**YOUR OBJECTIVE:**
Copy out all of the material exactly.

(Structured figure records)
----
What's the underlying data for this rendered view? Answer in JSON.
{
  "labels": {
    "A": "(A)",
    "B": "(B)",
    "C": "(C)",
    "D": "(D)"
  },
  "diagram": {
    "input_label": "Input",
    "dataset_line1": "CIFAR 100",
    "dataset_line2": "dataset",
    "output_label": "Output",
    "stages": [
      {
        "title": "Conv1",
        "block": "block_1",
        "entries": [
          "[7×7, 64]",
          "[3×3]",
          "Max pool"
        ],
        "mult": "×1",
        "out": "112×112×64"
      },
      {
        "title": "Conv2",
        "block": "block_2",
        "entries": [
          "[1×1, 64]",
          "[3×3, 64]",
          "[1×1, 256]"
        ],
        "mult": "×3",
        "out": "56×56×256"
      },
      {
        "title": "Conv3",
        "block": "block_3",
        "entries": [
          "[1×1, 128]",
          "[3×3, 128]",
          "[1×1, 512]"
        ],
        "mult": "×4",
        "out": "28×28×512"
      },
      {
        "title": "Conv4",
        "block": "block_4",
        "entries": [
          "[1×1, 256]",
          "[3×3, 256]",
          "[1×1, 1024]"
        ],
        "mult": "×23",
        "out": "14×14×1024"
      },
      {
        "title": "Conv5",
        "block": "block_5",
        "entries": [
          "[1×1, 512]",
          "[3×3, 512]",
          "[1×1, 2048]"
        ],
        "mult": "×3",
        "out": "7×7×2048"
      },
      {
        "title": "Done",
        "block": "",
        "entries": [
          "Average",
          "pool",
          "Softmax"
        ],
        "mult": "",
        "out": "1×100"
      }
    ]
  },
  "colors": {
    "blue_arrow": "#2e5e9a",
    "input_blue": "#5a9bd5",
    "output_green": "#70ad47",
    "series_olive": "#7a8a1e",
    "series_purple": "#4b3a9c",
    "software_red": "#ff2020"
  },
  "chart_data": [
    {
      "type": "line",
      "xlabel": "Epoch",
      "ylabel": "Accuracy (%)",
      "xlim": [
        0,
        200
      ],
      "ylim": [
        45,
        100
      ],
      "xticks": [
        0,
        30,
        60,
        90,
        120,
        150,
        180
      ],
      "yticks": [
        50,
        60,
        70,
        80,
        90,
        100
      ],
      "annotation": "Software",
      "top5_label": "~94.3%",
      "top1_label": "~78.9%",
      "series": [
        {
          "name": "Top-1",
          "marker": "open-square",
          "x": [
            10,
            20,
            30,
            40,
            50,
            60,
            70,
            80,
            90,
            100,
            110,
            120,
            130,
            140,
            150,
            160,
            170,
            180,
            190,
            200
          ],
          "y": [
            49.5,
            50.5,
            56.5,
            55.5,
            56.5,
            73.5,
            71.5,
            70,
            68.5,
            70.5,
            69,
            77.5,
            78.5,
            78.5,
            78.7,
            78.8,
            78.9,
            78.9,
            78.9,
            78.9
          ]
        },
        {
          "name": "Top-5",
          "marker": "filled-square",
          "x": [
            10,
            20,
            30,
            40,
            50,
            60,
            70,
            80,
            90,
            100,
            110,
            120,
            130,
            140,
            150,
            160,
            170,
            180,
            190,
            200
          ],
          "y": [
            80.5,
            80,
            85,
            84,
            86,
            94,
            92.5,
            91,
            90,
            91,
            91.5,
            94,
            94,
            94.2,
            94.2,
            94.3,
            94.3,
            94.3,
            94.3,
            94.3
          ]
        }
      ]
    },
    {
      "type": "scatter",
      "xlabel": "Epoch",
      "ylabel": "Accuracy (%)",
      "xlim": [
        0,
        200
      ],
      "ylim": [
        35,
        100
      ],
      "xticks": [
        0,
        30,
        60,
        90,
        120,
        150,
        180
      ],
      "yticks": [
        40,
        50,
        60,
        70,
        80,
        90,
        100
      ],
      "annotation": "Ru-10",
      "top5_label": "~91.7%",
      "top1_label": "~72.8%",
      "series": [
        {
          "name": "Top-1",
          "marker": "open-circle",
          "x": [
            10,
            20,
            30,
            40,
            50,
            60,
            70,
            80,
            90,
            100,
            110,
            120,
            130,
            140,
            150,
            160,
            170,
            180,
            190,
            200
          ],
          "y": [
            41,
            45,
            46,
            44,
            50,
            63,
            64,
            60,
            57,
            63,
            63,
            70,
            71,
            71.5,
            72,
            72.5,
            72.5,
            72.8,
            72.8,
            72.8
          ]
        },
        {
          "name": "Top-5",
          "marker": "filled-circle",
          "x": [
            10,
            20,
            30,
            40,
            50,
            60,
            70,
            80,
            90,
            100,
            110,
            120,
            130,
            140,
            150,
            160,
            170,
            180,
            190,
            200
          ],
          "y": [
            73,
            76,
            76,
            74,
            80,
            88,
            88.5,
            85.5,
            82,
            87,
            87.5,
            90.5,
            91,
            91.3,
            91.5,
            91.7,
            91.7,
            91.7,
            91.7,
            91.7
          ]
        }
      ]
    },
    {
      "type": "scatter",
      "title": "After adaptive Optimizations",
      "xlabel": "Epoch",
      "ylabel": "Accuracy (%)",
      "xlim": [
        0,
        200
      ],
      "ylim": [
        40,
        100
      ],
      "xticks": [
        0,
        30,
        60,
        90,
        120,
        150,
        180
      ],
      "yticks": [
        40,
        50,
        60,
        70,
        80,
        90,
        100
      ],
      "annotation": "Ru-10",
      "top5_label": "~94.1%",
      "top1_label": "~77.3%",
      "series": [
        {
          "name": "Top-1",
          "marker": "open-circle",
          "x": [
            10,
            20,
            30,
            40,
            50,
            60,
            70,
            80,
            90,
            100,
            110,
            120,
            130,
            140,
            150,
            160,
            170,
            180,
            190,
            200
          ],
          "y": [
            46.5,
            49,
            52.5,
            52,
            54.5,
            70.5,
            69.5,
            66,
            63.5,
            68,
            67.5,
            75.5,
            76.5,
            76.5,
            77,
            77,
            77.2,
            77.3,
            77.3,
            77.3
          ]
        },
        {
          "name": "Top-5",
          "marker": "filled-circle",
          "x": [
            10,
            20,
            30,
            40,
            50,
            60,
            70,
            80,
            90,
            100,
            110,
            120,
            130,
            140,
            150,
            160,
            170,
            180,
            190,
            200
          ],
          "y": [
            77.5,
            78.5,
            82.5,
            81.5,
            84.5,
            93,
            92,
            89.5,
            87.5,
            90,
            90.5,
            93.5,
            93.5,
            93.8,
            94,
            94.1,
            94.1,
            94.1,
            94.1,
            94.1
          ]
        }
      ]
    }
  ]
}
----
**THE COMPLETED TASK:**
What's the underlying data for this rendered view? Answer in JSON.
{
  "labels": {
    "A": "(A)",
    "B": "(B)",
    "C": "(C)",
    "D": "(D)"
  },
  "diagram": {
    "input_label": "Input",
    "dataset_line1": "CIFAR 100",
    "dataset_line2": "dataset",
    "output_label": "Output",
    "stages": [
      {
        "title": "Conv1",
        "block": "block_1",
        "entries": [
          "[7×7, 64]",
          "[3×3]",
          "Max pool"
        ],
        "mult": "×1",
        "out": "112×112×64"
      },
      {
        "title": "Conv2",
        "block": "block_2",
        "entries": [
          "[1×1, 64]",
          "[3×3, 64]",
          "[1×1, 256]"
        ],
        "mult": "×3",
        "out": "56×56×256"
      },
      {
        "title": "Conv3",
        "block": "block_3",
        "entries": [
          "[1×1, 128]",
          "[3×3, 128]",
          "[1×1, 512]"
        ],
        "mult": "×4",
        "out": "28×28×512"
      },
      {
        "title": "Conv4",
        "block": "block_4",
        "entries": [
          "[1×1, 256]",
          "[3×3, 256]",
          "[1×1, 1024]"
        ],
        "mult": "×23",
        "out": "14×14×1024"
      },
      {
        "title": "Conv5",
        "block": "block_5",
        "entries": [
          "[1×1, 512]",
          "[3×3, 512]",
          "[1×1, 2048]"
        ],
        "mult": "×3",
        "out": "7×7×2048"
      },
      {
        "title": "Done",
        "block": "",
        "entries": [
          "Average",
          "pool",
          "Softmax"
        ],
        "mult": "",
        "out": "1×100"
      }
    ]
  },
  "colors": {
    "blue_arrow": "#2e5e9a",
    "input_blue": "#5a9bd5",
    "output_green": "#70ad47",
    "series_olive": "#7a8a1e",
    "series_purple": "#4b3a9c",
    "software_red": "#ff2020"
  },
  "chart_data": [
    {
      "type": "line",
      "xlabel": "Epoch",
      "ylabel": "Accuracy (%)",
      "xlim": [
        0,
        200
      ],
      "ylim": [
        45,
        100
      ],
      "xticks": [
        0,
        30,
        60,
        90,
        120,
        150,
        180
      ],
      "yticks": [
        50,
        60,
        70,
        80,
        90,
        100
      ],
      "annotation": "Software",
      "top5_label": "~94.3%",
      "top1_label": "~78.9%",
      "series": [
        {
          "name": "Top-1",
          "marker": "open-square",
          "x": [
            10,
            20,
            30,
            40,
            50,
            60,
            70,
            80,
            90,
            100,
            110,
            120,
            130,
            140,
            150,
            160,
            170,
            180,
            190,
            200
          ],
          "y": [
            49.5,
            50.5,
            56.5,
            55.5,
            56.5,
            73.5,
            71.5,
            70,
            68.5,
            70.5,
            69,
            77.5,
            78.5,
            78.5,
            78.7,
            78.8,
            78.9,
            78.9,
            78.9,
            78.9
          ]
        },
        {
          "name": "Top-5",
          "marker": "filled-square",
          "x": [
            10,
            20,
            30,
            40,
            50,
            60,
            70,
            80,
            90,
            100,
            110,
            120,
            130,
            140,
            150,
            160,
            170,
            180,
            190,
            200
          ],
          "y": [
            80.5,
            80,
            85,
            84,
            86,
            94,
            92.5,
            91,
            90,
            91,
            91.5,
            94,
            94,
            94.2,
            94.2,
            94.3,
            94.3,
            94.3,
            94.3,
            94.3
          ]
        }
      ]
    },
    {
      "type": "scatter",
      "xlabel": "Epoch",
      "ylabel": "Accuracy (%)",
      "xlim": [
        0,
        200
      ],
      "ylim": [
        35,
        100
      ],
      "xticks": [
        0,
        30,
        60,
        90,
        120,
        150,
        180
      ],
      "yticks": [
        40,
        50,
        60,
        70,
        80,
        90,
        100
      ],
      "annotation": "Ru-10",
      "top5_label": "~91.7%",
      "top1_label": "~72.8%",
      "series": [
        {
          "name": "Top-1",
          "marker": "open-circle",
          "x": [
            10,
            20,
            30,
            40,
            50,
            60,
            70,
            80,
            90,
            100,
            110,
            120,
            130,
            140,
            150,
            160,
            170,
            180,
            190,
            200
          ],
          "y": [
            41,
            45,
            46,
            44,
            50,
            63,
            64,
            60,
            57,
            63,
            63,
            70,
            71,
            71.5,
            72,
            72.5,
            72.5,
            72.8,
            72.8,
            72.8
          ]
        },
        {
          "name": "Top-5",
          "marker": "filled-circle",
          "x": [
            10,
            20,
            30,
            40,
            50,
            60,
            70,
            80,
            90,
            100,
            110,
            120,
            130,
            140,
            150,
            160,
            170,
            180,
            190,
            200
          ],
          "y": [
            73,
            76,
            76,
            74,
            80,
            88,
            88.5,
            85.5,
            82,
            87,
            87.5,
            90.5,
            91,
            91.3,
            91.5,
            91.7,
            91.7,
            91.7,
            91.7,
            91.7
          ]
        }
      ]
    },
    {
      "type": "scatter",
      "title": "After adaptive Optimizations",
      "xlabel": "Epoch",
      "ylabel": "Accuracy (%)",
      "xlim": [
        0,
        200
      ],
      "ylim": [
        40,
        100
      ],
      "xticks": [
        0,
        30,
        60,
        90,
        120,
        150,
        180
      ],
      "yticks": [
        40,
        50,
        60,
        70,
        80,
        90,
        100
      ],
      "annotation": "Ru-10",
      "top5_label": "~94.1%",
      "top1_label": "~77.3%",
      "series": [
        {
          "name": "Top-1",
          "marker": "open-circle",
          "x": [
            10,
            20,
            30,
            40,
            50,
            60,
            70,
            80,
            90,
            100,
            110,
            120,
            130,
            140,
            150,
            160,
            170,
            180,
            190,
            200
          ],
          "y": [
            46.5,
            49,
            52.5,
            52,
            54.5,
            70.5,
            69.5,
            66,
            63.5,
            68,
            67.5,
            75.5,
            76.5,
            76.5,
            77,
            77,
            77.2,
            77.3,
            77.3,
            77.3
          ]
        },
        {
          "name": "Top-5",
          "marker": "filled-circle",
          "x": [
            10,
            20,
            30,
            40,
            50,
            60,
            70,
            80,
            90,
            100,
            110,
            120,
            130,
            140,
            150,
            160,
            170,
            180,
            190,
            200
          ],
          "y": [
            77.5,
            78.5,
            82.5,
            81.5,
            84.5,
            93,
            92,
            89.5,
            87.5,
            90,
            90.5,
            93.5,
            93.5,
            93.8,
            94,
            94.1,
            94.1,
            94.1,
            94.1,
            94.1
          ]
        }
      ]
    }
  ]
}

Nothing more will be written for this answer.